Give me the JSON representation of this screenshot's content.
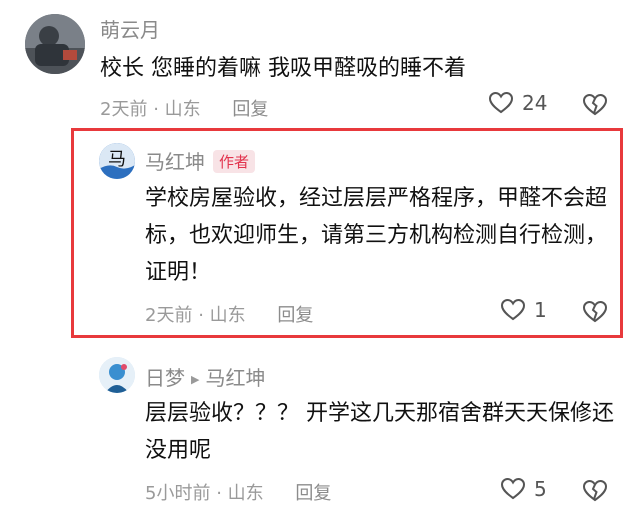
{
  "comments": [
    {
      "user": "萌云月",
      "text": "校长 您睡的着嘛 我吸甲醛吸的睡不着",
      "time": "2天前",
      "location": "山东",
      "reply_label": "回复",
      "likes": "24"
    },
    {
      "user": "马红坤",
      "badge": "作者",
      "text": "学校房屋验收，经过层层严格程序，甲醛不会超标，也欢迎师生，请第三方机构检测自行检测，证明！",
      "time": "2天前",
      "location": "山东",
      "reply_label": "回复",
      "likes": "1"
    },
    {
      "user": "日梦",
      "reply_to": "马红坤",
      "text": "层层验收？？？ 开学这几天那宿舍群天天保修还没用呢",
      "time": "5小时前",
      "location": "山东",
      "reply_label": "回复",
      "likes": "5"
    }
  ],
  "meta_separator": "·",
  "colors": {
    "highlight_border": "#e8393c",
    "badge_bg": "#f8e3e6",
    "badge_text": "#e2334d",
    "meta_gray": "#9a9a9a"
  },
  "icons": [
    "heart-outline-icon",
    "broken-heart-icon",
    "reply-arrow-icon"
  ]
}
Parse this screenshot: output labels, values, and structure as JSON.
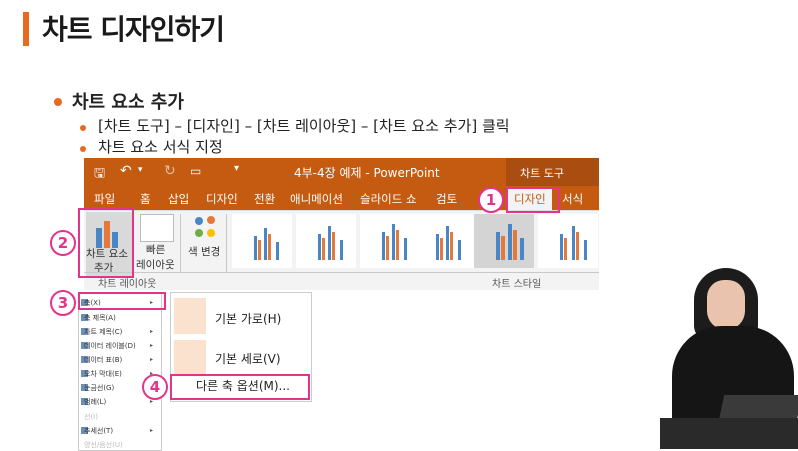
{
  "slide": {
    "title": "차트 디자인하기",
    "bullet1": "차트 요소 추가",
    "bullet2": "[차트 도구] – [디자인] – [차트 레이아웃] – [차트 요소 추가] 클릭",
    "bullet3": "차트 요소 서식 지정"
  },
  "window": {
    "title": "4부-4장 예제 - PowerPoint",
    "context_tool": "차트 도구"
  },
  "tabs": [
    "파일",
    "홈",
    "삽입",
    "디자인",
    "전환",
    "애니메이션",
    "슬라이드 쇼",
    "검토",
    "디자인",
    "서식"
  ],
  "ribbon": {
    "add_element": "차트 요소",
    "add_element2": "추가",
    "quick_layout": "빠른",
    "quick_layout2": "레이아웃",
    "change_color": "색 변경",
    "group_layout": "차트 레이아웃",
    "group_style": "차트 스타일"
  },
  "menu": {
    "items": [
      "축(X)",
      "축 제목(A)",
      "차트 제목(C)",
      "데이터 레이블(D)",
      "데이터 표(B)",
      "오차 막대(E)",
      "눈금선(G)",
      "범례(L)",
      "선(I)",
      "추세선(T)",
      "양선/음선(U)"
    ]
  },
  "submenu": {
    "item1": "기본 가로(H)",
    "item2": "기본 세로(V)",
    "item3": "다른 축 옵션(M)..."
  },
  "annotations": [
    "1",
    "2",
    "3",
    "4"
  ],
  "colors": {
    "accent": "#e86a1e",
    "ppt": "#c55a11",
    "highlight": "#e4338b"
  }
}
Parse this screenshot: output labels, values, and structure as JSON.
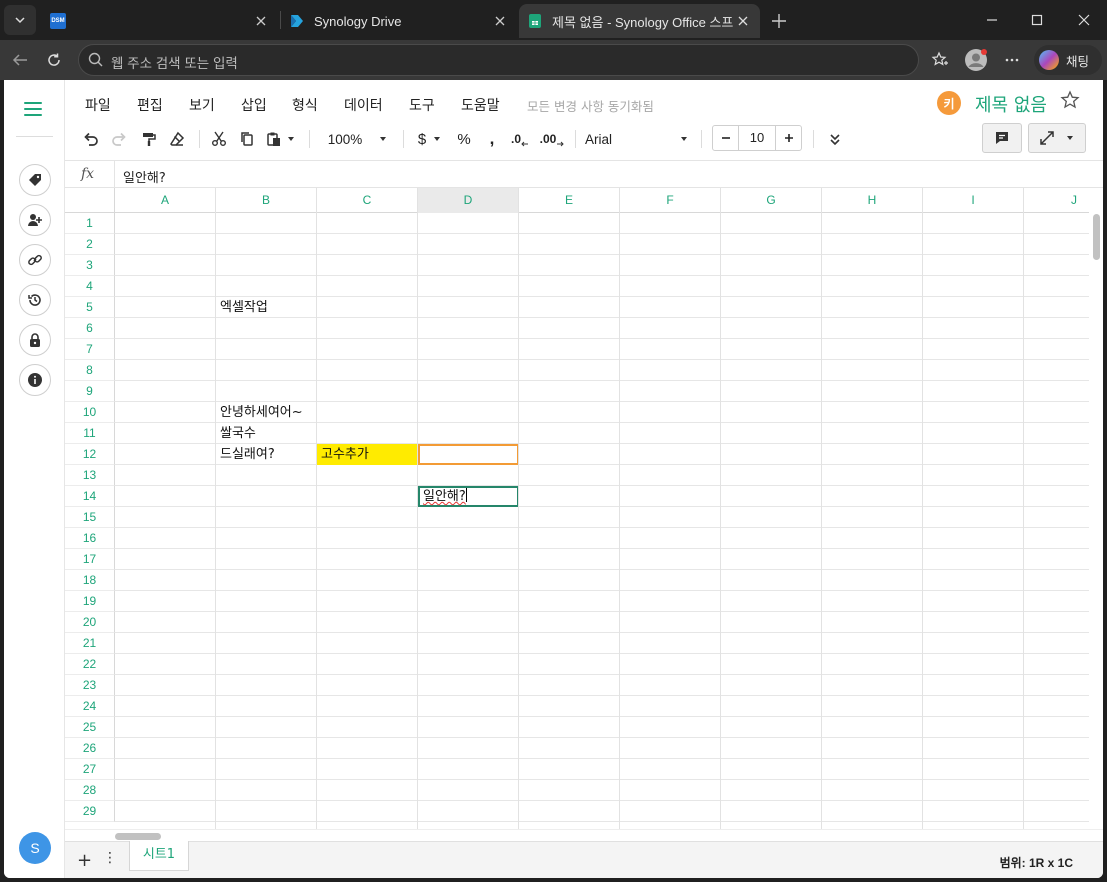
{
  "browser": {
    "tabs": [
      {
        "title": "",
        "favicon": "dsm-icon"
      },
      {
        "title": "Synology Drive",
        "favicon": "synology-drive-icon"
      },
      {
        "title": "제목 없음 - Synology Office 스프레",
        "favicon": "synology-sheet-icon"
      }
    ],
    "favicon_dsm_text": "DSM",
    "address_placeholder": "웹 주소 검색 또는 입력",
    "copilot_label": "채팅"
  },
  "menu": {
    "items": [
      "파일",
      "편집",
      "보기",
      "삽입",
      "형식",
      "데이터",
      "도구",
      "도움말"
    ],
    "sync_status": "모든 변경 사항 동기화됨"
  },
  "document": {
    "badge_letter": "키",
    "title": "제목 없음"
  },
  "toolbar": {
    "zoom": "100%",
    "currency": "$",
    "percent": "%",
    "comma": ",",
    "decrease_decimal": ".0",
    "increase_decimal": ".00",
    "font_name": "Arial",
    "font_size": "10"
  },
  "formula_bar": {
    "fx_label": "fx",
    "value": "일안해?"
  },
  "grid": {
    "columns": [
      "A",
      "B",
      "C",
      "D",
      "E",
      "F",
      "G",
      "H",
      "I",
      "J"
    ],
    "selected_column": "D",
    "rows": [
      "1",
      "2",
      "3",
      "4",
      "5",
      "6",
      "7",
      "8",
      "9",
      "10",
      "11",
      "12",
      "13",
      "14",
      "15",
      "16",
      "17",
      "18",
      "19",
      "20",
      "21",
      "22",
      "23",
      "24",
      "25",
      "26",
      "27",
      "28",
      "29"
    ],
    "cells": {
      "B5": "엑셀작업",
      "B10": "안녕하세여어~",
      "B11": "쌀국수",
      "B12": "드실래여?",
      "C12": "고수추가",
      "D14": "일안해?"
    },
    "highlight_color": "#ffeb00",
    "selection_color": "#f39b35",
    "edit_color": "#25866a"
  },
  "sheets": {
    "tabs": [
      "시트1"
    ],
    "range_info": "범위: 1R x 1C"
  },
  "sidebar": {
    "avatar_letter": "S",
    "icons": [
      "tag-icon",
      "add-user-icon",
      "link-icon",
      "history-icon",
      "lock-icon",
      "info-icon"
    ]
  },
  "colors": {
    "accent": "#1ea57a"
  }
}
──────────
→ **Your objective**:
Quote the records in full and exactly; skip any image.

→ **Answer below**:
Give me the JSON representation of this screenshot's content.
{
  "comments": [
    {
      "user": "萌云月",
      "text": "校长 您睡的着嘛 我吸甲醛吸的睡不着",
      "time": "2天前",
      "location": "山东",
      "reply_label": "回复",
      "likes": "24"
    },
    {
      "user": "马红坤",
      "badge": "作者",
      "text": "学校房屋验收，经过层层严格程序，甲醛不会超标，也欢迎师生，请第三方机构检测自行检测，证明！",
      "time": "2天前",
      "location": "山东",
      "reply_label": "回复",
      "likes": "1"
    },
    {
      "user": "日梦",
      "reply_to": "马红坤",
      "text": "层层验收？？？ 开学这几天那宿舍群天天保修还没用呢",
      "time": "5小时前",
      "location": "山东",
      "reply_label": "回复",
      "likes": "5"
    }
  ],
  "meta_separator": "·",
  "colors": {
    "highlight_border": "#e8393c",
    "badge_bg": "#f8e3e6",
    "badge_text": "#e2334d",
    "meta_gray": "#9a9a9a"
  },
  "icons": [
    "heart-outline-icon",
    "broken-heart-icon",
    "reply-arrow-icon"
  ]
}
Parse this screenshot: output labels, values, and structure as JSON.
{
  "slide": {
    "title": "차트 디자인하기",
    "bullet1": "차트 요소 추가",
    "bullet2": "[차트 도구] – [디자인] – [차트 레이아웃] – [차트 요소 추가] 클릭",
    "bullet3": "차트 요소 서식 지정"
  },
  "window": {
    "title": "4부-4장 예제 - PowerPoint",
    "context_tool": "차트 도구"
  },
  "tabs": [
    "파일",
    "홈",
    "삽입",
    "디자인",
    "전환",
    "애니메이션",
    "슬라이드 쇼",
    "검토",
    "디자인",
    "서식"
  ],
  "ribbon": {
    "add_element": "차트 요소",
    "add_element2": "추가",
    "quick_layout": "빠른",
    "quick_layout2": "레이아웃",
    "change_color": "색 변경",
    "group_layout": "차트 레이아웃",
    "group_style": "차트 스타일"
  },
  "menu": {
    "items": [
      "축(X)",
      "축 제목(A)",
      "차트 제목(C)",
      "데이터 레이블(D)",
      "데이터 표(B)",
      "오차 막대(E)",
      "눈금선(G)",
      "범례(L)",
      "선(I)",
      "추세선(T)",
      "양선/음선(U)"
    ]
  },
  "submenu": {
    "item1": "기본 가로(H)",
    "item2": "기본 세로(V)",
    "item3": "다른 축 옵션(M)..."
  },
  "annotations": [
    "1",
    "2",
    "3",
    "4"
  ],
  "colors": {
    "accent": "#e86a1e",
    "ppt": "#c55a11",
    "highlight": "#e4338b"
  }
}
Parse this screenshot: output labels, values, and structure as JSON.
{
  "browser": {
    "tabs": [
      {
        "title": "",
        "favicon": "dsm-icon"
      },
      {
        "title": "Synology Drive",
        "favicon": "synology-drive-icon"
      },
      {
        "title": "제목 없음 - Synology Office 스프레",
        "favicon": "synology-sheet-icon"
      }
    ],
    "favicon_dsm_text": "DSM",
    "address_placeholder": "웹 주소 검색 또는 입력",
    "copilot_label": "채팅"
  },
  "menu": {
    "items": [
      "파일",
      "편집",
      "보기",
      "삽입",
      "형식",
      "데이터",
      "도구",
      "도움말"
    ],
    "sync_status": "모든 변경 사항 동기화됨"
  },
  "document": {
    "badge_letter": "키",
    "title": "제목 없음"
  },
  "toolbar": {
    "zoom": "100%",
    "currency": "$",
    "percent": "%",
    "comma": ",",
    "decrease_decimal": ".0",
    "increase_decimal": ".00",
    "font_name": "Arial",
    "font_size": "10"
  },
  "formula_bar": {
    "fx_label": "fx",
    "value": "일안해?"
  },
  "grid": {
    "columns": [
      "A",
      "B",
      "C",
      "D",
      "E",
      "F",
      "G",
      "H",
      "I",
      "J"
    ],
    "selected_column": "D",
    "rows": [
      "1",
      "2",
      "3",
      "4",
      "5",
      "6",
      "7",
      "8",
      "9",
      "10",
      "11",
      "12",
      "13",
      "14",
      "15",
      "16",
      "17",
      "18",
      "19",
      "20",
      "21",
      "22",
      "23",
      "24",
      "25",
      "26",
      "27",
      "28",
      "29"
    ],
    "cells": {
      "B5": "엑셀작업",
      "B10": "안녕하세여어~",
      "B11": "쌀국수",
      "B12": "드실래여?",
      "C12": "고수추가",
      "D14": "일안해?"
    },
    "highlight_color": "#ffeb00",
    "selection_color": "#f39b35",
    "edit_color": "#25866a"
  },
  "sheets": {
    "tabs": [
      "시트1"
    ],
    "range_info": "범위: 1R x 1C"
  },
  "sidebar": {
    "avatar_letter": "S",
    "icons": [
      "tag-icon",
      "add-user-icon",
      "link-icon",
      "history-icon",
      "lock-icon",
      "info-icon"
    ]
  },
  "colors": {
    "accent": "#1ea57a"
  }
}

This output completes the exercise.